▶ _Written instruction_: Give the lines below as a JSON list of strings, one string per line with blank lines left out, starting at the first line and ending at the line that contains "calendar-day-cell[interactable]: 16 Sunrise: 5:58". Include both of those lines and no others.
----------
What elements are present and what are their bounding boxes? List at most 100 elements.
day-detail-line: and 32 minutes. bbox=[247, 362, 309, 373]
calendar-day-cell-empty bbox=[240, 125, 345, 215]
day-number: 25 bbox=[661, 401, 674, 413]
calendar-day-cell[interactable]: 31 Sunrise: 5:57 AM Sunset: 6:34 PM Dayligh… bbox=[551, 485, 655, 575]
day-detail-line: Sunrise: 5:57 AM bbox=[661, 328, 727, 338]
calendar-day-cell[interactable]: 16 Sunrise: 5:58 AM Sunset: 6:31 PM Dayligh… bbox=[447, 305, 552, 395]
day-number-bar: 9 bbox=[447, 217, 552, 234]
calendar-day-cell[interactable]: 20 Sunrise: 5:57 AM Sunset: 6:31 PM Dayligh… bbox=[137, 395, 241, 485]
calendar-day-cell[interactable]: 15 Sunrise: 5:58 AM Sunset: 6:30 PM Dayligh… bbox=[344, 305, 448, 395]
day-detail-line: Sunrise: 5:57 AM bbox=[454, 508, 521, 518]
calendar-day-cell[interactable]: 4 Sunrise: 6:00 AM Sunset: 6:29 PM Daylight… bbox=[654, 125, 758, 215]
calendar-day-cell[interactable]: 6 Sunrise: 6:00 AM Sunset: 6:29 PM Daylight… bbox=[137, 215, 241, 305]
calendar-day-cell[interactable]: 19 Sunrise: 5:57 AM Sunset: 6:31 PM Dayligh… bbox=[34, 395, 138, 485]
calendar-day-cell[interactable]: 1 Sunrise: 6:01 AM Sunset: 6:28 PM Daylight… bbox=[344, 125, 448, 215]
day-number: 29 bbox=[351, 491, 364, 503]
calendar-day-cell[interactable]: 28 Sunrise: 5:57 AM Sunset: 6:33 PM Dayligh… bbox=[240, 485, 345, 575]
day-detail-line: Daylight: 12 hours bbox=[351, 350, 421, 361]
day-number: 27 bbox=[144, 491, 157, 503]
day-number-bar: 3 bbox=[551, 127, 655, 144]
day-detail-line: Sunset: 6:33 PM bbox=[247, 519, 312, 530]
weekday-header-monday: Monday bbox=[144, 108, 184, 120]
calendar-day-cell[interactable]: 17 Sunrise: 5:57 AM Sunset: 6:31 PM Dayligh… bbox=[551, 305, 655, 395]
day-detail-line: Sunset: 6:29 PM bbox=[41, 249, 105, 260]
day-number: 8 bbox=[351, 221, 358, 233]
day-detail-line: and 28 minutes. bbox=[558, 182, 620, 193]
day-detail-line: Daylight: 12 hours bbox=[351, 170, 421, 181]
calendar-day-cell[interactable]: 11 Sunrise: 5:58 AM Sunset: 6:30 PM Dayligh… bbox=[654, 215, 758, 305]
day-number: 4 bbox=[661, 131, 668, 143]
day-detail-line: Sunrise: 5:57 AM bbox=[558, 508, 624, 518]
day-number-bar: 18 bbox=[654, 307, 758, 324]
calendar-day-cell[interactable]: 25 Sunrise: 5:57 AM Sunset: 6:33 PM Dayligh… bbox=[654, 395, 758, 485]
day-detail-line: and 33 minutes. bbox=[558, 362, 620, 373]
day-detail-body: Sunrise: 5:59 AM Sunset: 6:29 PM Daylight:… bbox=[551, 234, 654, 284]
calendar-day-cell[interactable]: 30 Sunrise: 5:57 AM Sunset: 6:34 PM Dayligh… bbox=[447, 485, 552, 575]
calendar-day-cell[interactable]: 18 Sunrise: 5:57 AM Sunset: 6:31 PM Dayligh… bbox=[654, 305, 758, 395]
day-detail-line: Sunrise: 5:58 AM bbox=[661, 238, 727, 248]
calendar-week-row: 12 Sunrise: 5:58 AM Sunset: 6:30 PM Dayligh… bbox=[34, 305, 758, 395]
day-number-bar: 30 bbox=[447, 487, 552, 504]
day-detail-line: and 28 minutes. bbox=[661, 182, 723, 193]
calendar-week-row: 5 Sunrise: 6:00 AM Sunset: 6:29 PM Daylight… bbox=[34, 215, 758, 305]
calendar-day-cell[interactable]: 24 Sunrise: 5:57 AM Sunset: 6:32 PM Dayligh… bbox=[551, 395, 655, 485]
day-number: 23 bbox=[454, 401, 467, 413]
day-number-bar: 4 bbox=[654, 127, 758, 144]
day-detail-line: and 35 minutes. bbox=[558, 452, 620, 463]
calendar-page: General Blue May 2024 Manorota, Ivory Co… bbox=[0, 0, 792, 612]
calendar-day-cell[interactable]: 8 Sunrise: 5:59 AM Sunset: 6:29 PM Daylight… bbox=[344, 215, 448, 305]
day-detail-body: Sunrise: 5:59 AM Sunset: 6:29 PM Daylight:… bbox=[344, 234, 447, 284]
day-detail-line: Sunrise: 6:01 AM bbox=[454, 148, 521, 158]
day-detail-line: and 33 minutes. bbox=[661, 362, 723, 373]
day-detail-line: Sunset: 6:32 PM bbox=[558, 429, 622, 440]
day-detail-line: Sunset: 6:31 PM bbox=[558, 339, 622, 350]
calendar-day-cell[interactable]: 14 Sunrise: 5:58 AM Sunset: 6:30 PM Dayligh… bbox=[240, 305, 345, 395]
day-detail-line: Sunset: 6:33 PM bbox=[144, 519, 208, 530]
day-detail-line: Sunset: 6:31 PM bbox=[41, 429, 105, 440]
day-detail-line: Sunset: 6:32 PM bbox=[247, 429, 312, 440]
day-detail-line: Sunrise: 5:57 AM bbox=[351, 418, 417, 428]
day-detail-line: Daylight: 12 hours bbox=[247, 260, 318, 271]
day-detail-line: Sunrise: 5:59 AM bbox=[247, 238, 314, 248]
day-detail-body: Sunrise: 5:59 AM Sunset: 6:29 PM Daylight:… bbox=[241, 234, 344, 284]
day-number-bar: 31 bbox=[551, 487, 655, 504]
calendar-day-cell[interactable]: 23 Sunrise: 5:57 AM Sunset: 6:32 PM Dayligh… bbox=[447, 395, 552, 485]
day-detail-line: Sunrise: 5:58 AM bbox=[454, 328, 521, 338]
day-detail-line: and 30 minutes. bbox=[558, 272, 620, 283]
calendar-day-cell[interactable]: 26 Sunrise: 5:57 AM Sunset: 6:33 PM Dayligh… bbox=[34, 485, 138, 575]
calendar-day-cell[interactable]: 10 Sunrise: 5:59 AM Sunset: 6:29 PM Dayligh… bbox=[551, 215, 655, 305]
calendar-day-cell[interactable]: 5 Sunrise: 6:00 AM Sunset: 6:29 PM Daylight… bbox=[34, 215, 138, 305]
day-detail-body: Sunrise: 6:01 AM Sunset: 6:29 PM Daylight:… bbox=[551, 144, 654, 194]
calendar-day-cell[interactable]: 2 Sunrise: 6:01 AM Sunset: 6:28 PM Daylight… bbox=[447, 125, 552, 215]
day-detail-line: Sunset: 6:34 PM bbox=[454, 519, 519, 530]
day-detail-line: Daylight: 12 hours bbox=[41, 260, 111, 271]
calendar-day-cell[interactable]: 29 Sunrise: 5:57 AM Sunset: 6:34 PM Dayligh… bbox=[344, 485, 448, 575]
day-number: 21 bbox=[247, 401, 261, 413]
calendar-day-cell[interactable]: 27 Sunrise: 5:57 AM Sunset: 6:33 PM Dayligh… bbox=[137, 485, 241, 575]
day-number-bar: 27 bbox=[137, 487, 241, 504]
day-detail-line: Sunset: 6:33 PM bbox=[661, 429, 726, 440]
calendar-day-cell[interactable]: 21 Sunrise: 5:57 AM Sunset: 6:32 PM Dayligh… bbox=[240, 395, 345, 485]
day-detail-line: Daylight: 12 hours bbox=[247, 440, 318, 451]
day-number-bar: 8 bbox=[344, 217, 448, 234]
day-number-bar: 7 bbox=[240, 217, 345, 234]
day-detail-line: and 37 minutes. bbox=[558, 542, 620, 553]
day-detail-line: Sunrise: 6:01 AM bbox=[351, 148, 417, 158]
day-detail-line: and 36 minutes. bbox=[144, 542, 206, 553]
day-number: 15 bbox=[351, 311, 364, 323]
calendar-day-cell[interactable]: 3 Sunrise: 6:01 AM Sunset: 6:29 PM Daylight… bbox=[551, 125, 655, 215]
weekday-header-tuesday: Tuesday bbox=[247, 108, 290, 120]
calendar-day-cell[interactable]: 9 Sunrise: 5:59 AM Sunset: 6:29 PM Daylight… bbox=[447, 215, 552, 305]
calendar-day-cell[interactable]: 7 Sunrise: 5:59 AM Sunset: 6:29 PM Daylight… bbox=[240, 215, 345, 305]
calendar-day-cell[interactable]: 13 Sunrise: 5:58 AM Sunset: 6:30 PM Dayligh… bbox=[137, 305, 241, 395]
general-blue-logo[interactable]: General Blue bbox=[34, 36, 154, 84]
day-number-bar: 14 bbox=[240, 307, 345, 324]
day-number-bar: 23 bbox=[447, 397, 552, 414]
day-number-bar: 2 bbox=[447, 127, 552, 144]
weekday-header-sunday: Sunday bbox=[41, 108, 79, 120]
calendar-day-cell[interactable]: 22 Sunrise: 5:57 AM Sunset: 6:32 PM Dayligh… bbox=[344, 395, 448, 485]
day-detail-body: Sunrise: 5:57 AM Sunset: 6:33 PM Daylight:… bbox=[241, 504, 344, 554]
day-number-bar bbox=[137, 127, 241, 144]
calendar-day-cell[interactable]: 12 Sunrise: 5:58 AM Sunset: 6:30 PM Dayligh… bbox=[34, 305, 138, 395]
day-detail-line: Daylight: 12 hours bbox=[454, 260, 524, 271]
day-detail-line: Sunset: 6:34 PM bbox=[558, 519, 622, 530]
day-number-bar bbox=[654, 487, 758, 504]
----------
▶ _Result below_:
[
  "What elements are present and what are their bounding boxes? List at most 100 elements.",
  "day-detail-line: and 32 minutes. bbox=[247, 362, 309, 373]",
  "calendar-day-cell-empty bbox=[240, 125, 345, 215]",
  "day-number: 25 bbox=[661, 401, 674, 413]",
  "calendar-day-cell[interactable]: 31 Sunrise: 5:57 AM Sunset: 6:34 PM Dayligh… bbox=[551, 485, 655, 575]",
  "day-detail-line: Sunrise: 5:57 AM bbox=[661, 328, 727, 338]",
  "calendar-day-cell[interactable]: 16 Sunrise: 5:58 AM Sunset: 6:31 PM Dayligh… bbox=[447, 305, 552, 395]"
]